§ WRITTEN PROBLEM
Repeat, exactly and completely, the material that follows. Omit the pictures.

§ INPUT FOR THIS TASK

○ ○ ○ ○ ○ ○ ○

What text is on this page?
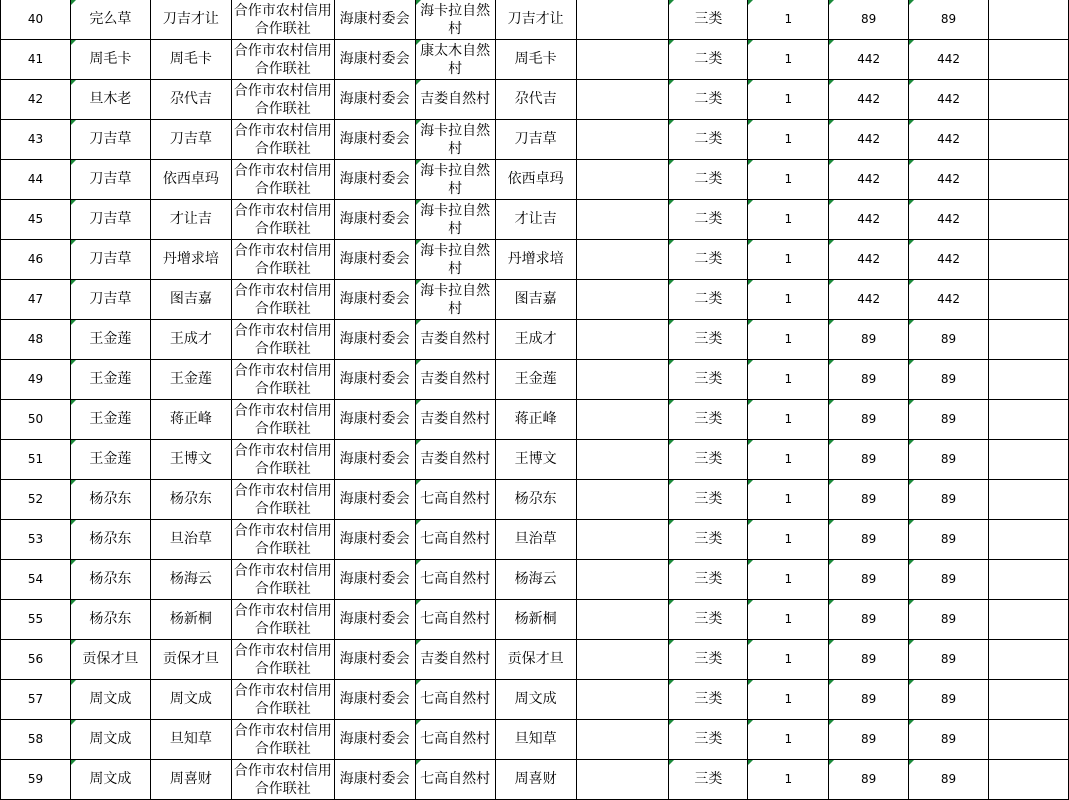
40	完么草	刀吉才让	合作市农村信用合作联社	海康村委会	海卡拉自然村	刀吉才让		三类	1	89	89	
41	周毛卡	周毛卡	合作市农村信用合作联社	海康村委会	康太木自然村	周毛卡		二类	1	442	442	
42	旦木老	尕代吉	合作市农村信用合作联社	海康村委会	吉娄自然村	尕代吉		二类	1	442	442	
43	刀吉草	刀吉草	合作市农村信用合作联社	海康村委会	海卡拉自然村	刀吉草		二类	1	442	442	
44	刀吉草	依西卓玛	合作市农村信用合作联社	海康村委会	海卡拉自然村	依西卓玛		二类	1	442	442	
45	刀吉草	才让吉	合作市农村信用合作联社	海康村委会	海卡拉自然村	才让吉		二类	1	442	442	
46	刀吉草	丹增求培	合作市农村信用合作联社	海康村委会	海卡拉自然村	丹增求培		二类	1	442	442	
47	刀吉草	图吉嘉	合作市农村信用合作联社	海康村委会	海卡拉自然村	图吉嘉		二类	1	442	442	
48	王金莲	王成才	合作市农村信用合作联社	海康村委会	吉娄自然村	王成才		三类	1	89	89	
49	王金莲	王金莲	合作市农村信用合作联社	海康村委会	吉娄自然村	王金莲		三类	1	89	89	
50	王金莲	蒋正峰	合作市农村信用合作联社	海康村委会	吉娄自然村	蒋正峰		三类	1	89	89	
51	王金莲	王博文	合作市农村信用合作联社	海康村委会	吉娄自然村	王博文		三类	1	89	89	
52	杨尕东	杨尕东	合作市农村信用合作联社	海康村委会	七高自然村	杨尕东		三类	1	89	89	
53	杨尕东	旦治草	合作市农村信用合作联社	海康村委会	七高自然村	旦治草		三类	1	89	89	
54	杨尕东	杨海云	合作市农村信用合作联社	海康村委会	七高自然村	杨海云		三类	1	89	89	
55	杨尕东	杨新桐	合作市农村信用合作联社	海康村委会	七高自然村	杨新桐		三类	1	89	89	
56	贡保才旦	贡保才旦	合作市农村信用合作联社	海康村委会	吉娄自然村	贡保才旦		三类	1	89	89	
57	周文成	周文成	合作市农村信用合作联社	海康村委会	七高自然村	周文成		三类	1	89	89	
58	周文成	旦知草	合作市农村信用合作联社	海康村委会	七高自然村	旦知草		三类	1	89	89	
59	周文成	周喜财	合作市农村信用合作联社	海康村委会	七高自然村	周喜财		三类	1	89	89	
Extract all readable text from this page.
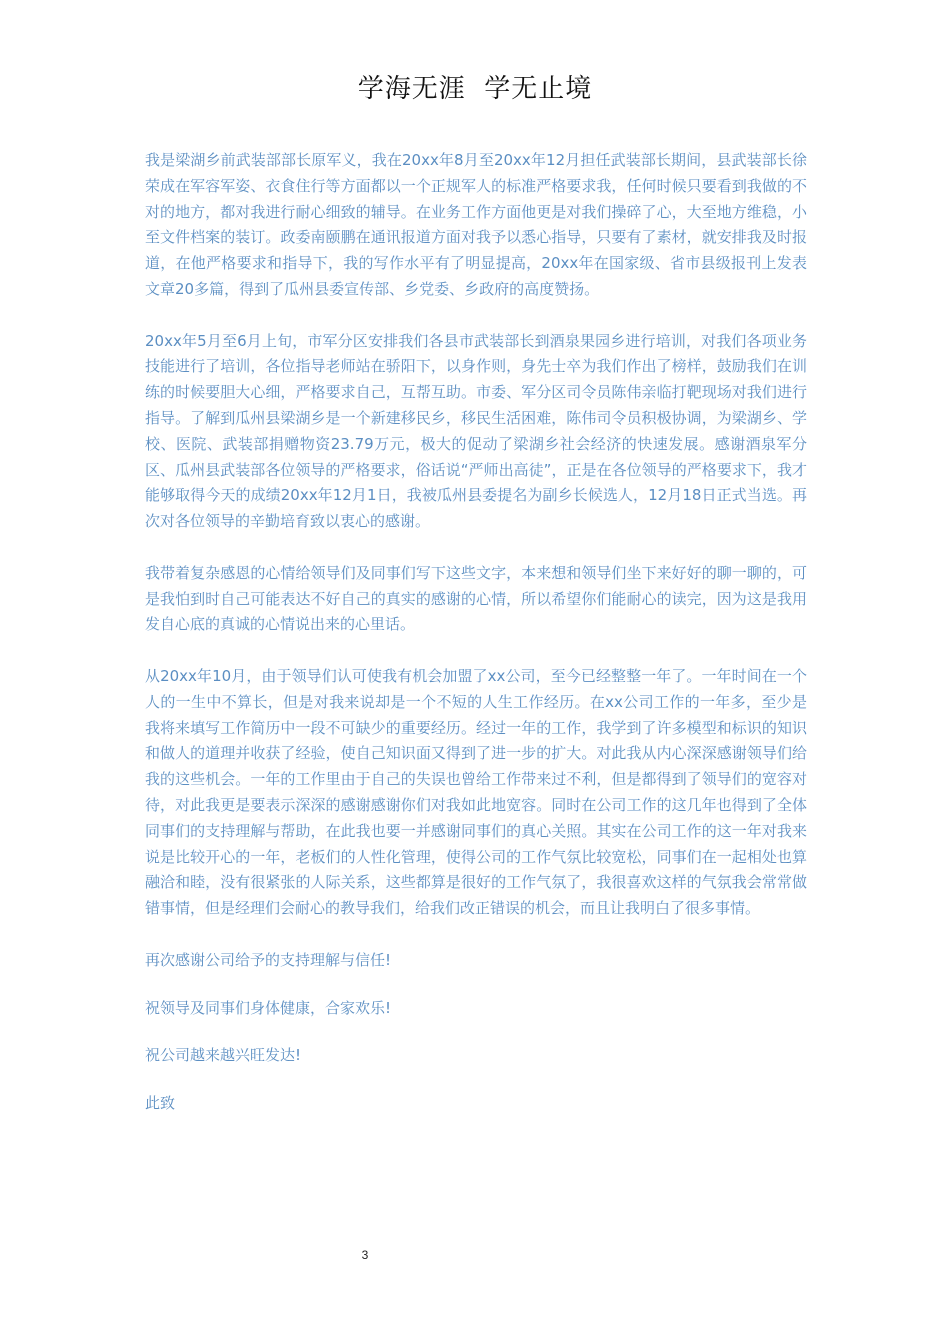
学海无涯  学无止境

我是梁湖乡前武装部部长原军义，我在20xx年8月至20xx年12月担任武装部长期间，县武装部长徐荣成在军容军姿、衣食住行等方面都以一个正规军人的标准严格要求我，任何时候只要看到我做的不对的地方，都对我进行耐心细致的辅导。在业务工作方面他更是对我们操碎了心，大至地方维稳，小至文件档案的装订。政委南颐鹏在通讯报道方面对我予以悉心指导，只要有了素材，就安排我及时报道，在他严格要求和指导下，我的写作水平有了明显提高，20xx年在国家级、省市县级报刊上发表文章20多篇，得到了瓜州县委宣传部、乡党委、乡政府的高度赞扬。

20xx年5月至6月上旬，市军分区安排我们各县市武装部长到酒泉果园乡进行培训，对我们各项业务技能进行了培训，各位指导老师站在骄阳下，以身作则，身先士卒为我们作出了榜样，鼓励我们在训练的时候要胆大心细，严格要求自己，互帮互助。市委、军分区司令员陈伟亲临打靶现场对我们进行指导。了解到瓜州县梁湖乡是一个新建移民乡，移民生活困难，陈伟司令员积极协调，为梁湖乡、学校、医院、武装部捐赠物资23.79万元，极大的促动了梁湖乡社会经济的快速发展。感谢酒泉军分区、瓜州县武装部各位领导的严格要求，俗话说“严师出高徒”，正是在各位领导的严格要求下，我才能够取得今天的成绩20xx年12月1日，我被瓜州县委提名为副乡长候选人，12月18日正式当选。再次对各位领导的辛勤培育致以衷心的感谢。

我带着复杂感恩的心情给领导们及同事们写下这些文字，本来想和领导们坐下来好好的聊一聊的，可是我怕到时自己可能表达不好自己的真实的感谢的心情，所以希望你们能耐心的读完，因为这是我用发自心底的真诚的心情说出来的心里话。

从20xx年10月，由于领导们认可使我有机会加盟了xx公司，至今已经整整一年了。一年时间在一个人的一生中不算长，但是对我来说却是一个不短的人生工作经历。在xx公司工作的一年多，至少是我将来填写工作简历中一段不可缺少的重要经历。经过一年的工作，我学到了许多模型和标识的知识和做人的道理并收获了经验，使自己知识面又得到了进一步的扩大。对此我从内心深深感谢领导们给我的这些机会。一年的工作里由于自己的失误也曾给工作带来过不利，但是都得到了领导们的宽容对待，对此我更是要表示深深的感谢感谢你们对我如此地宽容。同时在公司工作的这几年也得到了全体同事们的支持理解与帮助，在此我也要一并感谢同事们的真心关照。其实在公司工作的这一年对我来说是比较开心的一年，老板们的人性化管理，使得公司的工作气氛比较宽松，同事们在一起相处也算融洽和睦，没有很紧张的人际关系，这些都算是很好的工作气氛了，我很喜欢这样的气氛我会常常做错事情，但是经理们会耐心的教导我们，给我们改正错误的机会，而且让我明白了很多事情。

再次感谢公司给予的支持理解与信任!

祝领导及同事们身体健康，合家欢乐!

祝公司越来越兴旺发达!

此致

3
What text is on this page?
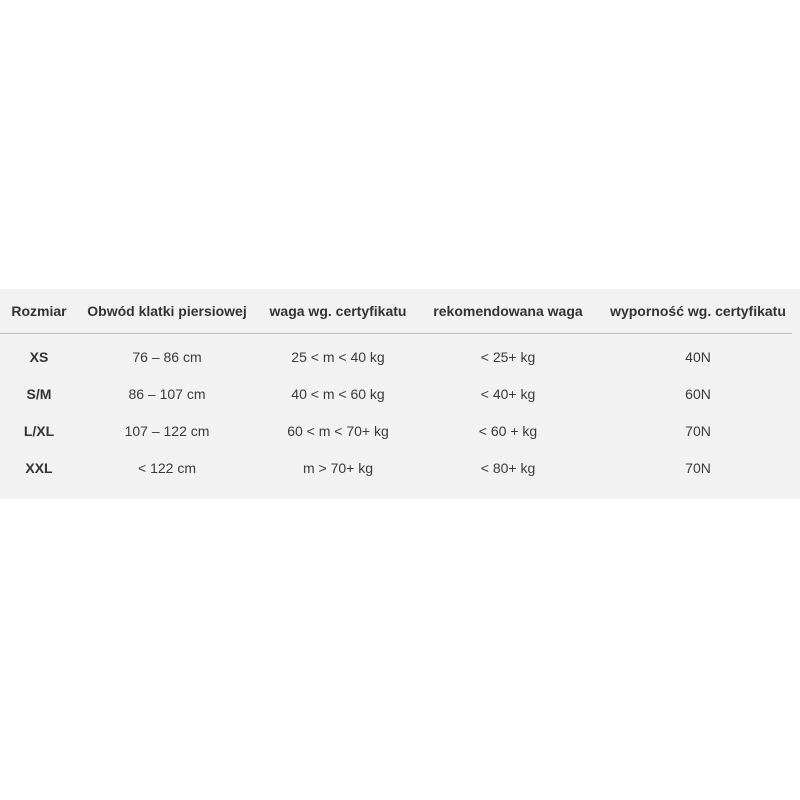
Rozmiar	Obwód klatki piersiowej	waga wg. certyfikatu	rekomendowana waga	wyporność wg. certyfikatu
XS	76 – 86 cm	25 < m < 40 kg	< 25+ kg	40N
S/M	86 – 107 cm	40 < m < 60 kg	< 40+ kg	60N
L/XL	107 – 122 cm	60 < m < 70+ kg	< 60 + kg	70N
XXL	< 122 cm	m > 70+ kg	< 80+ kg	70N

○ ○ ○ ○ ○ ○ ○

§ ANSWER TO THIS TASK
What text is on this page?
40	完么草	刀吉才让	合作市农村信用合作联社	海康村委会	海卡拉自然村	刀吉才让		三类	1	89	89	
41	周毛卡	周毛卡	合作市农村信用合作联社	海康村委会	康太木自然村	周毛卡		二类	1	442	442	
42	旦木老	尕代吉	合作市农村信用合作联社	海康村委会	吉娄自然村	尕代吉		二类	1	442	442	
43	刀吉草	刀吉草	合作市农村信用合作联社	海康村委会	海卡拉自然村	刀吉草		二类	1	442	442	
44	刀吉草	依西卓玛	合作市农村信用合作联社	海康村委会	海卡拉自然村	依西卓玛		二类	1	442	442	
45	刀吉草	才让吉	合作市农村信用合作联社	海康村委会	海卡拉自然村	才让吉		二类	1	442	442	
46	刀吉草	丹增求培	合作市农村信用合作联社	海康村委会	海卡拉自然村	丹增求培		二类	1	442	442	
47	刀吉草	图吉嘉	合作市农村信用合作联社	海康村委会	海卡拉自然村	图吉嘉		二类	1	442	442	
48	王金莲	王成才	合作市农村信用合作联社	海康村委会	吉娄自然村	王成才		三类	1	89	89	
49	王金莲	王金莲	合作市农村信用合作联社	海康村委会	吉娄自然村	王金莲		三类	1	89	89	
50	王金莲	蒋正峰	合作市农村信用合作联社	海康村委会	吉娄自然村	蒋正峰		三类	1	89	89	
51	王金莲	王博文	合作市农村信用合作联社	海康村委会	吉娄自然村	王博文		三类	1	89	89	
52	杨尕东	杨尕东	合作市农村信用合作联社	海康村委会	七高自然村	杨尕东		三类	1	89	89	
53	杨尕东	旦治草	合作市农村信用合作联社	海康村委会	七高自然村	旦治草		三类	1	89	89	
54	杨尕东	杨海云	合作市农村信用合作联社	海康村委会	七高自然村	杨海云		三类	1	89	89	
55	杨尕东	杨新桐	合作市农村信用合作联社	海康村委会	七高自然村	杨新桐		三类	1	89	89	
56	贡保才旦	贡保才旦	合作市农村信用合作联社	海康村委会	吉娄自然村	贡保才旦		三类	1	89	89	
57	周文成	周文成	合作市农村信用合作联社	海康村委会	七高自然村	周文成		三类	1	89	89	
58	周文成	旦知草	合作市农村信用合作联社	海康村委会	七高自然村	旦知草		三类	1	89	89	
59	周文成	周喜财	合作市农村信用合作联社	海康村委会	七高自然村	周喜财		三类	1	89	89	
Extract all readable text from this page.
学海无涯  学无止境

我是梁湖乡前武装部部长原军义，我在20xx年8月至20xx年12月担任武装部长期间，县武装部长徐荣成在军容军姿、衣食住行等方面都以一个正规军人的标准严格要求我，任何时候只要看到我做的不对的地方，都对我进行耐心细致的辅导。在业务工作方面他更是对我们操碎了心，大至地方维稳，小至文件档案的装订。政委南颐鹏在通讯报道方面对我予以悉心指导，只要有了素材，就安排我及时报道，在他严格要求和指导下，我的写作水平有了明显提高，20xx年在国家级、省市县级报刊上发表文章20多篇，得到了瓜州县委宣传部、乡党委、乡政府的高度赞扬。

20xx年5月至6月上旬，市军分区安排我们各县市武装部长到酒泉果园乡进行培训，对我们各项业务技能进行了培训，各位指导老师站在骄阳下，以身作则，身先士卒为我们作出了榜样，鼓励我们在训练的时候要胆大心细，严格要求自己，互帮互助。市委、军分区司令员陈伟亲临打靶现场对我们进行指导。了解到瓜州县梁湖乡是一个新建移民乡，移民生活困难，陈伟司令员积极协调，为梁湖乡、学校、医院、武装部捐赠物资23.79万元，极大的促动了梁湖乡社会经济的快速发展。感谢酒泉军分区、瓜州县武装部各位领导的严格要求，俗话说“严师出高徒”，正是在各位领导的严格要求下，我才能够取得今天的成绩20xx年12月1日，我被瓜州县委提名为副乡长候选人，12月18日正式当选。再次对各位领导的辛勤培育致以衷心的感谢。

我带着复杂感恩的心情给领导们及同事们写下这些文字，本来想和领导们坐下来好好的聊一聊的，可是我怕到时自己可能表达不好自己的真实的感谢的心情，所以希望你们能耐心的读完，因为这是我用发自心底的真诚的心情说出来的心里话。

从20xx年10月，由于领导们认可使我有机会加盟了xx公司，至今已经整整一年了。一年时间在一个人的一生中不算长，但是对我来说却是一个不短的人生工作经历。在xx公司工作的一年多，至少是我将来填写工作简历中一段不可缺少的重要经历。经过一年的工作，我学到了许多模型和标识的知识和做人的道理并收获了经验，使自己知识面又得到了进一步的扩大。对此我从内心深深感谢领导们给我的这些机会。一年的工作里由于自己的失误也曾给工作带来过不利，但是都得到了领导们的宽容对待，对此我更是要表示深深的感谢感谢你们对我如此地宽容。同时在公司工作的这几年也得到了全体同事们的支持理解与帮助，在此我也要一并感谢同事们的真心关照。其实在公司工作的这一年对我来说是比较开心的一年，老板们的人性化管理，使得公司的工作气氛比较宽松，同事们在一起相处也算融洽和睦，没有很紧张的人际关系，这些都算是很好的工作气氛了，我很喜欢这样的气氛我会常常做错事情，但是经理们会耐心的教导我们，给我们改正错误的机会，而且让我明白了很多事情。

再次感谢公司给予的支持理解与信任!

祝领导及同事们身体健康，合家欢乐!

祝公司越来越兴旺发达!

此致

3
What text is on this page?
Rozmiar	Obwód klatki piersiowej	waga wg. certyfikatu	rekomendowana waga	wyporność wg. certyfikatu
XS	76 – 86 cm	25 < m < 40 kg	< 25+ kg	40N
S/M	86 – 107 cm	40 < m < 60 kg	< 40+ kg	60N
L/XL	107 – 122 cm	60 < m < 70+ kg	< 60 + kg	70N
XXL	< 122 cm	m > 70+ kg	< 80+ kg	70N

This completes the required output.